Data entries:

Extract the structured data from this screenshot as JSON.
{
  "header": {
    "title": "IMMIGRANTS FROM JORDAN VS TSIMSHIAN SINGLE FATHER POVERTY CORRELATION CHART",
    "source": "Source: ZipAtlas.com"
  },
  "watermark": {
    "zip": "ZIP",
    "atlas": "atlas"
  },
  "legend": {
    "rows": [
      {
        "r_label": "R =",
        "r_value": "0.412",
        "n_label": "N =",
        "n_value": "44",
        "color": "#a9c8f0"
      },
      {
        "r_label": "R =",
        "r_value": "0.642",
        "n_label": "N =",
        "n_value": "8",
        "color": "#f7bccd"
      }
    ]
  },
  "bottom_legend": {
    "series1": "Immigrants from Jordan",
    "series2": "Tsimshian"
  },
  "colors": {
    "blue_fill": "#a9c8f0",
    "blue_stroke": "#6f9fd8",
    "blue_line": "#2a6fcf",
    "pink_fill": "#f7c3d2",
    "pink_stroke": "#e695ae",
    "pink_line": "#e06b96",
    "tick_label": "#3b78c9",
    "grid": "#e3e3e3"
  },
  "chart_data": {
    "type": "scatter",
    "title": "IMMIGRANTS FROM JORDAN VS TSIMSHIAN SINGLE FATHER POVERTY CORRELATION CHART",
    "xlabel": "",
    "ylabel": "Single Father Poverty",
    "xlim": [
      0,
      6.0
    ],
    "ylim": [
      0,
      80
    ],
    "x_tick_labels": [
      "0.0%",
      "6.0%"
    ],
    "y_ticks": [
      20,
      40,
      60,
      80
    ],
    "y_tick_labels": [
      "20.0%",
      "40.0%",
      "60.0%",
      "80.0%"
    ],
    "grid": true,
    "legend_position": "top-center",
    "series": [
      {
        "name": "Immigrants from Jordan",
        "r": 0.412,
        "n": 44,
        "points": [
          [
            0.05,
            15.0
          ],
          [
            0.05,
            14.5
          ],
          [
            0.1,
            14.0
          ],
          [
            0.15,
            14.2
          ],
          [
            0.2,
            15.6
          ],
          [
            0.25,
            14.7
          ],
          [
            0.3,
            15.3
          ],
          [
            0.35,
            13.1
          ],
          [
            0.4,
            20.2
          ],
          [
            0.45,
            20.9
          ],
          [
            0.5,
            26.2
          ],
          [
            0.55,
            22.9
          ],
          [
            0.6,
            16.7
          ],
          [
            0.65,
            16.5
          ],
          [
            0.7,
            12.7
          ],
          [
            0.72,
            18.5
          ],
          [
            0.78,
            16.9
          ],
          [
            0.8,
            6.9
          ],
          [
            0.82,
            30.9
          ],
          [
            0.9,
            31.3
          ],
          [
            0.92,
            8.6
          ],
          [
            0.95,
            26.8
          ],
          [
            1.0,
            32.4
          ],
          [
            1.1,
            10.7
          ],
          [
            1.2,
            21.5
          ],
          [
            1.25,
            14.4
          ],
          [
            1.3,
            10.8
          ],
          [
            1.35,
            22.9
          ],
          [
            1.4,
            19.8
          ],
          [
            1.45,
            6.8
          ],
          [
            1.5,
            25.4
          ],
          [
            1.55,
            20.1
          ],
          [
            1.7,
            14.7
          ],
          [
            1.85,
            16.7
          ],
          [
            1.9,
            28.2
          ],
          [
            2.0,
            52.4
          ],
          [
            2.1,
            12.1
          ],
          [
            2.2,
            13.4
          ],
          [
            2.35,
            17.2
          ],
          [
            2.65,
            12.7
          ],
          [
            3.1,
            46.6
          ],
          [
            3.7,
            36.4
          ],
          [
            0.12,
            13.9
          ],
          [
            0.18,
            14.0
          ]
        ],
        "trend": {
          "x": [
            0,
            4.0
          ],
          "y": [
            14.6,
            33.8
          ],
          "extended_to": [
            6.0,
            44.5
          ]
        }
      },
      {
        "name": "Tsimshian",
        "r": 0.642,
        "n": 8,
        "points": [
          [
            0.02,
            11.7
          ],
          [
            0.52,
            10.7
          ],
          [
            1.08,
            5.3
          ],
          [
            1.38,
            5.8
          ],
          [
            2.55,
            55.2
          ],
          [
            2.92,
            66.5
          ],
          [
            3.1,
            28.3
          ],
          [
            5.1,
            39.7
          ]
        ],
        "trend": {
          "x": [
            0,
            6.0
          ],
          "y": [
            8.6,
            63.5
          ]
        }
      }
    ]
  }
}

▸ SET PROBLEM
Output all of the material, please, exactly as it stands.

▸ COMPLETED TASK
Extract the structured data from this screenshot as JSON.
{
  "header": {
    "title": "IMMIGRANTS FROM JORDAN VS TSIMSHIAN SINGLE FATHER POVERTY CORRELATION CHART",
    "source": "Source: ZipAtlas.com"
  },
  "watermark": {
    "zip": "ZIP",
    "atlas": "atlas"
  },
  "legend": {
    "rows": [
      {
        "r_label": "R =",
        "r_value": "0.412",
        "n_label": "N =",
        "n_value": "44",
        "color": "#a9c8f0"
      },
      {
        "r_label": "R =",
        "r_value": "0.642",
        "n_label": "N =",
        "n_value": "8",
        "color": "#f7bccd"
      }
    ]
  },
  "bottom_legend": {
    "series1": "Immigrants from Jordan",
    "series2": "Tsimshian"
  },
  "colors": {
    "blue_fill": "#a9c8f0",
    "blue_stroke": "#6f9fd8",
    "blue_line": "#2a6fcf",
    "pink_fill": "#f7c3d2",
    "pink_stroke": "#e695ae",
    "pink_line": "#e06b96",
    "tick_label": "#3b78c9",
    "grid": "#e3e3e3"
  },
  "chart_data": {
    "type": "scatter",
    "title": "IMMIGRANTS FROM JORDAN VS TSIMSHIAN SINGLE FATHER POVERTY CORRELATION CHART",
    "xlabel": "",
    "ylabel": "Single Father Poverty",
    "xlim": [
      0,
      6.0
    ],
    "ylim": [
      0,
      80
    ],
    "x_tick_labels": [
      "0.0%",
      "6.0%"
    ],
    "y_ticks": [
      20,
      40,
      60,
      80
    ],
    "y_tick_labels": [
      "20.0%",
      "40.0%",
      "60.0%",
      "80.0%"
    ],
    "grid": true,
    "legend_position": "top-center",
    "series": [
      {
        "name": "Immigrants from Jordan",
        "r": 0.412,
        "n": 44,
        "points": [
          [
            0.05,
            15.0
          ],
          [
            0.05,
            14.5
          ],
          [
            0.1,
            14.0
          ],
          [
            0.15,
            14.2
          ],
          [
            0.2,
            15.6
          ],
          [
            0.25,
            14.7
          ],
          [
            0.3,
            15.3
          ],
          [
            0.35,
            13.1
          ],
          [
            0.4,
            20.2
          ],
          [
            0.45,
            20.9
          ],
          [
            0.5,
            26.2
          ],
          [
            0.55,
            22.9
          ],
          [
            0.6,
            16.7
          ],
          [
            0.65,
            16.5
          ],
          [
            0.7,
            12.7
          ],
          [
            0.72,
            18.5
          ],
          [
            0.78,
            16.9
          ],
          [
            0.8,
            6.9
          ],
          [
            0.82,
            30.9
          ],
          [
            0.9,
            31.3
          ],
          [
            0.92,
            8.6
          ],
          [
            0.95,
            26.8
          ],
          [
            1.0,
            32.4
          ],
          [
            1.1,
            10.7
          ],
          [
            1.2,
            21.5
          ],
          [
            1.25,
            14.4
          ],
          [
            1.3,
            10.8
          ],
          [
            1.35,
            22.9
          ],
          [
            1.4,
            19.8
          ],
          [
            1.45,
            6.8
          ],
          [
            1.5,
            25.4
          ],
          [
            1.55,
            20.1
          ],
          [
            1.7,
            14.7
          ],
          [
            1.85,
            16.7
          ],
          [
            1.9,
            28.2
          ],
          [
            2.0,
            52.4
          ],
          [
            2.1,
            12.1
          ],
          [
            2.2,
            13.4
          ],
          [
            2.35,
            17.2
          ],
          [
            2.65,
            12.7
          ],
          [
            3.1,
            46.6
          ],
          [
            3.7,
            36.4
          ],
          [
            0.12,
            13.9
          ],
          [
            0.18,
            14.0
          ]
        ],
        "trend": {
          "x": [
            0,
            4.0
          ],
          "y": [
            14.6,
            33.8
          ],
          "extended_to": [
            6.0,
            44.5
          ]
        }
      },
      {
        "name": "Tsimshian",
        "r": 0.642,
        "n": 8,
        "points": [
          [
            0.02,
            11.7
          ],
          [
            0.52,
            10.7
          ],
          [
            1.08,
            5.3
          ],
          [
            1.38,
            5.8
          ],
          [
            2.55,
            55.2
          ],
          [
            2.92,
            66.5
          ],
          [
            3.1,
            28.3
          ],
          [
            5.1,
            39.7
          ]
        ],
        "trend": {
          "x": [
            0,
            6.0
          ],
          "y": [
            8.6,
            63.5
          ]
        }
      }
    ]
  }
}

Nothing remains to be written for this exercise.